OBJECTIFS
**a.** Recopiez le passage du texte sur les archives départementales en commençant à "Voilà, ce sont" et en terminant à "lui ai fait.", en substituant "cognac" à "whisky".
**b.** Reprenez le récit sur les archives départementales et poursuivez-le après sa dernière phrase.

───── TEXTE FOURNI

Voilà, ce sont les archives départementales. Qu’est-ce que je viens y faire ? Je sais pas. J’y suis. Je voulais y aller. Pourquoi freiner une telle envie ? Les archives et moi, c’est une vielle histoire. Les archives et moi c’est comme les deux doigts de la main Lolita ! Je lui raconte ça, elle me prend pour un fou c’est sûr. Si jamais il y avait un risque qu’elle m’annonce qu’elle mettait fin à notre longue amitié, là avec le coup des archives je suis sûr de la faire revenir sur sa décision et de lui faire signer un nouveau bail d’au moins cinq ans. C’est bien simple elle a failli s’est étouffée lorsque je lui sorti que j’y était allé. Elle a failli en recracher son whisky cette nulle. « Rigole rigole » je lui ai fait.
Pourtant les archives, on ne pouvait pas dire que c’était ma tasse de thé. D’ailleurs, c’est bien simple, c’était tout le contraire. Lorsque j’habitais cette ville située sur la Loire, j’y allais à reculons. Résumé : c’était mon pire cauchemar. Je détestais mon sujet de mémoire d’histoire, un truc sur les petites entreprises, pas au siècle dernier, non celui encore avant. Tout les ingrédients étaient donc là pour que la soutenance de mémoire passée, le mémoire validé avec des honneurs immenses (quand je réussis un truc je vois pas pourquoi m’en cacher..), je ne remette jamais les pieds dans un tel endroit. Mais c’était sans compter sur la nostalgie qui peut parfois me prendre à la gorge et m’enflammer. Un coup de tête donc. J’ai déménagé bien sûr, ce ne sont pas les mêmes archives. Mais j’ai ignoré cela. J’ai répété les gestes. Café, tartine, fatigue, musique à fond pour me motiver au petit matin. Je suis même allé jusqu’à remettre le même album de Mylène Farmer que celui que j’écoutais autrefois. Et à fond. Ils sont trop loin pour y aller à pied tel que je le faisais lorsque j’habitais cette ville sur le bord de la Loire. J’ai pris la voiture, j’ai fumé deux clopes sur le chemin. Comme avant. Puis une avant d’entrer. Enfin je suis allé à la machine à café, l’ordinateur portable sous le bras. Et je suis allé m’asseoir, fumer encore une clope. En peu de temps et sans efforts j’étais redevenu un étudiant.

──────────
───── LIGNES FOURNIES

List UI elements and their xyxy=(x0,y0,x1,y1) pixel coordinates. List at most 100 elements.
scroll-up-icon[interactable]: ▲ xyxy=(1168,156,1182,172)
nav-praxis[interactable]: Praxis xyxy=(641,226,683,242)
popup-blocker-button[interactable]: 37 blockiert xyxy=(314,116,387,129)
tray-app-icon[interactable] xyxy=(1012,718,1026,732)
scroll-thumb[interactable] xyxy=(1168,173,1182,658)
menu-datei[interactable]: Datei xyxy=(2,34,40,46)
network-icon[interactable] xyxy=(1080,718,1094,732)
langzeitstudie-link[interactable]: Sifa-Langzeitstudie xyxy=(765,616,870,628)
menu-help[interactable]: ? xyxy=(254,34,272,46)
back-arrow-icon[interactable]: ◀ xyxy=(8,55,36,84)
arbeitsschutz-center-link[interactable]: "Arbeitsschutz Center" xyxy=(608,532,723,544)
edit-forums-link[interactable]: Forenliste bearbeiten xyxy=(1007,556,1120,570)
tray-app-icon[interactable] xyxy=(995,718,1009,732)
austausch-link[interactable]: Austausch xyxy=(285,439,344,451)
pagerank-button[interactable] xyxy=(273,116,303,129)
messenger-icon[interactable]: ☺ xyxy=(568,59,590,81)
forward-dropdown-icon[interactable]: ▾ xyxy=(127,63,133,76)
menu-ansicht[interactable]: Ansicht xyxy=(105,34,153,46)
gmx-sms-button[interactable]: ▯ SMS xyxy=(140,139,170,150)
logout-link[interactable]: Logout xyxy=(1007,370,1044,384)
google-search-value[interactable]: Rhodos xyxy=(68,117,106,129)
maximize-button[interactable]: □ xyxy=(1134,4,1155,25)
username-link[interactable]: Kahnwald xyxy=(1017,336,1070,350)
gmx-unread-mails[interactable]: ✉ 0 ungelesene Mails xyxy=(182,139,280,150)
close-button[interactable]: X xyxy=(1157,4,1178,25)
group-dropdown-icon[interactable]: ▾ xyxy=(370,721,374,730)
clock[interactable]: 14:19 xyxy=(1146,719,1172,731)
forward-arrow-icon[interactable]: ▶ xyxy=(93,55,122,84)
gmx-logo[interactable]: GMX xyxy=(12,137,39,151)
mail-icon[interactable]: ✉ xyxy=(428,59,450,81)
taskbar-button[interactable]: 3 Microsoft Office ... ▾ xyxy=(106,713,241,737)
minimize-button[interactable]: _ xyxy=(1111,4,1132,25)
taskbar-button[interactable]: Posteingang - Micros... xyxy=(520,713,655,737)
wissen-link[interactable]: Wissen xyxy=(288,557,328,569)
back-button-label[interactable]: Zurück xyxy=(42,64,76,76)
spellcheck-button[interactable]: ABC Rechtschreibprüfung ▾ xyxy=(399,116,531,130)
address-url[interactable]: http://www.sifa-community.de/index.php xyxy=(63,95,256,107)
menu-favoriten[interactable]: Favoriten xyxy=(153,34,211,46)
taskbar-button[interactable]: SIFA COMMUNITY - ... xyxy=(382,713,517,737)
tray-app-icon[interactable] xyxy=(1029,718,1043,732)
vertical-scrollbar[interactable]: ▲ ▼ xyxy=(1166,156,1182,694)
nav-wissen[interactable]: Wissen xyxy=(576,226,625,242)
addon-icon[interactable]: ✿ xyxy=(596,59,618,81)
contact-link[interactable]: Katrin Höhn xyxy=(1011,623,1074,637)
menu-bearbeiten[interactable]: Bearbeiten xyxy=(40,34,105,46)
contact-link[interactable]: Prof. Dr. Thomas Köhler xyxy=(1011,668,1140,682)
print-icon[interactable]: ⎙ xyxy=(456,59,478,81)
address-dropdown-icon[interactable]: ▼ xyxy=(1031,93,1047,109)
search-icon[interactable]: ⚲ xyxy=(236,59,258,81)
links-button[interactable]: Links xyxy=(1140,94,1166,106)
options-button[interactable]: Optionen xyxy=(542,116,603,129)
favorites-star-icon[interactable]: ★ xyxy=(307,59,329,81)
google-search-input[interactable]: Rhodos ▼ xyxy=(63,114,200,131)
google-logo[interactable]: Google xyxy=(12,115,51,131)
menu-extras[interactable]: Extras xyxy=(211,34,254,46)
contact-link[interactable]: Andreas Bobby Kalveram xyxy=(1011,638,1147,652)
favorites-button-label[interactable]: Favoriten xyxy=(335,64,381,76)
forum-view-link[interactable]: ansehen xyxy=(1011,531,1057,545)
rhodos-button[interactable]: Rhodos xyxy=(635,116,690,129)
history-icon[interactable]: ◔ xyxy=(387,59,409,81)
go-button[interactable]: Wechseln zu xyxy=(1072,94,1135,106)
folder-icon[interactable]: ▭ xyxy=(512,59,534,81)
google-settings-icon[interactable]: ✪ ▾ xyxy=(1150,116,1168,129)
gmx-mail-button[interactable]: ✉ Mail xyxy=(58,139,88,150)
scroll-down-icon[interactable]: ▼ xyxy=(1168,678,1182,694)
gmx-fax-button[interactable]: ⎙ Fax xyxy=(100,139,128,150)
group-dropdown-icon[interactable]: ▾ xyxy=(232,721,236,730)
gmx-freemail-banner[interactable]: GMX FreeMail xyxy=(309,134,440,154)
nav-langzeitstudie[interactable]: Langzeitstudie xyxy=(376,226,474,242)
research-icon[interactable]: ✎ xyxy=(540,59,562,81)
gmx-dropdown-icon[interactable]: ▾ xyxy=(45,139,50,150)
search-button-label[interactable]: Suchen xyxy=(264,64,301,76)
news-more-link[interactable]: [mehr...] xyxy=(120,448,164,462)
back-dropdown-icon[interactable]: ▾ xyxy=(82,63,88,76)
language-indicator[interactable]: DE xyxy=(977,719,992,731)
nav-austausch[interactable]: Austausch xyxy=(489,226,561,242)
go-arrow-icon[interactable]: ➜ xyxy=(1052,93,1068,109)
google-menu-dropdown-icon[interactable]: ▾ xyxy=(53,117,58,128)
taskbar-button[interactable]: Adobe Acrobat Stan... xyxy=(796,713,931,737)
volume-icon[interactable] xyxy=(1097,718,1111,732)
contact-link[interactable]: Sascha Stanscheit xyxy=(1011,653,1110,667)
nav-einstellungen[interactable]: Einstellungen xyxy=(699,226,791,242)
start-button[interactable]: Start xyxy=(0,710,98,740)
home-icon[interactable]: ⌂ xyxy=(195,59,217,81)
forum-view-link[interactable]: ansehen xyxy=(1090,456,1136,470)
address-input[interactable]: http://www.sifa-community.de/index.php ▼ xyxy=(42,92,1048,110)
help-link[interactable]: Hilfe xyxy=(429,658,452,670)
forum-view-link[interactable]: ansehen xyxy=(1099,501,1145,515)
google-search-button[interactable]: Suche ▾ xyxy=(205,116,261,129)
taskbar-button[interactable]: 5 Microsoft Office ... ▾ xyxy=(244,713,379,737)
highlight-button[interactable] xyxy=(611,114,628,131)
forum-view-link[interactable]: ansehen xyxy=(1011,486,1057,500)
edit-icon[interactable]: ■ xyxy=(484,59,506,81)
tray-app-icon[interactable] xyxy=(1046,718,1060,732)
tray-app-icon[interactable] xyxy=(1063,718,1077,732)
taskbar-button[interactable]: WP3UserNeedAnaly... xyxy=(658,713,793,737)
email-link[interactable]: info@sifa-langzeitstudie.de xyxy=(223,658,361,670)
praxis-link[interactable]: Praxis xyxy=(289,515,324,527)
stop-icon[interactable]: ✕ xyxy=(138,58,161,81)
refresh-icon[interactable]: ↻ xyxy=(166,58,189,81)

──────────

RÉPONSES FOURNIES
**a.**
Voilà, ce sont les archives départementales. Qu’est-ce que je viens y faire ? Je sais pas. J’y suis. Je voulais y aller. Pourquoi freiner une telle envie ? Les archives et moi, c’est une vielle histoire. Les archives et moi c’est comme les deux doigts de la main Lolita ! Je lui raconte ça, elle me prend pour un fou c’est sûr. Si jamais il y avait un risque qu’elle m’annonce qu’elle mettait fin à notre longue amitié, là avec le coup des archives je suis sûr de la faire revenir sur sa décision et de lui faire signer un nouveau bail d’au moins cinq ans. C’est bien simple elle a failli s’est étouffée lorsque je lui sorti que j’y était allé. Elle a failli en recracher son cognac cette nulle. « Rigole rigole » je lui ai fait.

**b.**
Sur des sièges à côté de moi des étudiants de niveau maîtrise parlaient de l’avancée de leurs recherches. Il y avait celui qui est en avance et est énervant pour son entourage. Il y avait celui qui est ravi de son sujet, mais que le cadre universitaire irrite. Il y avait celui qui veut arrêter : mon double en quelque sorte. Un autre groupe parlait d’un article paru dans le Monde de la veille. Chose qui ne m’arrive plus, j’ai osé m’incruster. Dans le premier groupe. Parce que l’un d’eux traitait un sujet d’histoire économique. On a discuté de leur sujet, on a dit qu’il faisait froid dehors. Puis on m’a demandé ce que je faisais. J’ai répondu que je venais prospecter pour démarrer mon DEA. En quelques seconde je n’étais plus un enseignant, et j’ai trouvé cela euphorisant. Après cela je suis allé me faire faire une carte d’accès aux archives. J’ai rempli consciencieusement la fiche. J’ai mis une croix à DEA. Voilà me suis-je dis, si ça se trouve sans t’en rendre compte tu viens de commencer un DEA. Je l’ai mis en histoire économique, ça fait toujours peur à l’entourage, j’ai bien aimé.
Après cela je me suis mis devant le classeur qui présentait les cotes des archives. Un bout de papier devant moi, un stylo dans une main, j’ai passé ma commande en me souvenant du passé, des gens qui bossaient aux archives là où je faisais mon mémoire de maîtrise… Pour un peu j’aurai eu la larme à l’œil, l’envie d’aller y refaire un tour, certain que Marc, le gars du comptoir, se rappellerait encore de moi… Un gars avec qui on a tant bu et tant discuter ça ne s’oublie pas… Même si pour des raisons de tempérament introverti on n’a jamais su devenir des potes comme on en voit dans la télé.
En attendant qu’on m’apporte les cartons contenant les actes sur lesquels je compatis travailler, j’ai pris mon stylo et mon petit cahier. Et j’ai commencé à écrire. « Je suis revenu sur mes pas. L’envie soudaine de jeter un œil derrière moi. Comme de m’asseoir sur un canapé dont j’ai déjà complètement défoncé la banquette. L’envie de ne rien jeter. De tout garder. Tel un collectionneur. Je suis de retour aux archives. On ne fait jamais de l’histoire par hasard ».
Non, on ne fait jamais de l’histoire par hasard Lolita, et tu le sais aussi bien que moi !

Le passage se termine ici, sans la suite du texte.